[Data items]
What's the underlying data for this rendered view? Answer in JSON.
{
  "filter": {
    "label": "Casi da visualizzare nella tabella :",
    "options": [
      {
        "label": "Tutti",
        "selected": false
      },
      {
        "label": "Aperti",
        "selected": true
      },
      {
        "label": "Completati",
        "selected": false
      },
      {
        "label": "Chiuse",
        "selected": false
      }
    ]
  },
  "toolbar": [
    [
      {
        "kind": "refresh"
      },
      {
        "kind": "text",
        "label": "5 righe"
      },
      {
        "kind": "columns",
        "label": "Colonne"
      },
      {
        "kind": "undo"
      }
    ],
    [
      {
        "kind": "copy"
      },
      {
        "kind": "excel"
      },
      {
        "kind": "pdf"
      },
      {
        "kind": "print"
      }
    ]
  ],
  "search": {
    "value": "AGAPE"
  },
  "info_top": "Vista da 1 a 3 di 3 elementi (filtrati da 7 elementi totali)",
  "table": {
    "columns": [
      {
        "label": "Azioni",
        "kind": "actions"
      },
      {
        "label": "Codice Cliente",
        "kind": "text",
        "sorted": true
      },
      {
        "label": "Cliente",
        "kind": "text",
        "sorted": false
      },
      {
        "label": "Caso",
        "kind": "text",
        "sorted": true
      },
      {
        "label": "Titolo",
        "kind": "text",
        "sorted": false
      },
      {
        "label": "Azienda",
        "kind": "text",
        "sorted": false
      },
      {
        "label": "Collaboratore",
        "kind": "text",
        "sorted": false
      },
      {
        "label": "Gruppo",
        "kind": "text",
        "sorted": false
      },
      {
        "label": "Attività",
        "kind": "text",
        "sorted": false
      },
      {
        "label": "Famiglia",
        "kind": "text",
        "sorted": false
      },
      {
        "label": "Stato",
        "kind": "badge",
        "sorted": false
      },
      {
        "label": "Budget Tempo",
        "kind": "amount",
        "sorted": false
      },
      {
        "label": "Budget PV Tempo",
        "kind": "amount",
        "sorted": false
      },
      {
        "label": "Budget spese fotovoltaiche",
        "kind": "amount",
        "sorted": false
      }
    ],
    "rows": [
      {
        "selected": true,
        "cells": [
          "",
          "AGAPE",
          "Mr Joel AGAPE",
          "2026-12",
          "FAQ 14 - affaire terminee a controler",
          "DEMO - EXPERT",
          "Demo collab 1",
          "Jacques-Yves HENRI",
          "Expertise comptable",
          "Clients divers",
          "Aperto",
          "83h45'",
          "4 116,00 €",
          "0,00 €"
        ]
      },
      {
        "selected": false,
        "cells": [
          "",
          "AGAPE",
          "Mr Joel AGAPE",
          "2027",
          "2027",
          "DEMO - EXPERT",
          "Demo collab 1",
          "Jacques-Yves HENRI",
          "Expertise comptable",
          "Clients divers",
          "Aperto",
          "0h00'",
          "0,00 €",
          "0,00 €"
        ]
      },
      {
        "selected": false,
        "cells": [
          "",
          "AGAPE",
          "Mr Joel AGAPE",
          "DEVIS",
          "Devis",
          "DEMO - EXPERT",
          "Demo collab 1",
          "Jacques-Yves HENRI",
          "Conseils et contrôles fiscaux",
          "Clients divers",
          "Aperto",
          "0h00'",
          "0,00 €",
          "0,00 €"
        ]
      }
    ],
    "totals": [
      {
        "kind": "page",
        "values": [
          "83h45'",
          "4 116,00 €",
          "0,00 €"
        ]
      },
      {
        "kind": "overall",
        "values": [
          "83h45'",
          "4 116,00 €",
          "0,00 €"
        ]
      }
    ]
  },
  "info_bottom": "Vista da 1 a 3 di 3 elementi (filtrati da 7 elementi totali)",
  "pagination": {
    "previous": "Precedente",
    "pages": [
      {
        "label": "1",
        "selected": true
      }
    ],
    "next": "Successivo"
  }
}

» EXERCISE
Go through the records above and copy every line with the word "filtrati".

» RESULT OF THIS TASK
  "info_top": "Vista da 1 a 3 di 3 elementi (filtrati da 7 elementi totali)",
  "info_bottom": "Vista da 1 a 3 di 3 elementi (filtrati da 7 elementi totali)",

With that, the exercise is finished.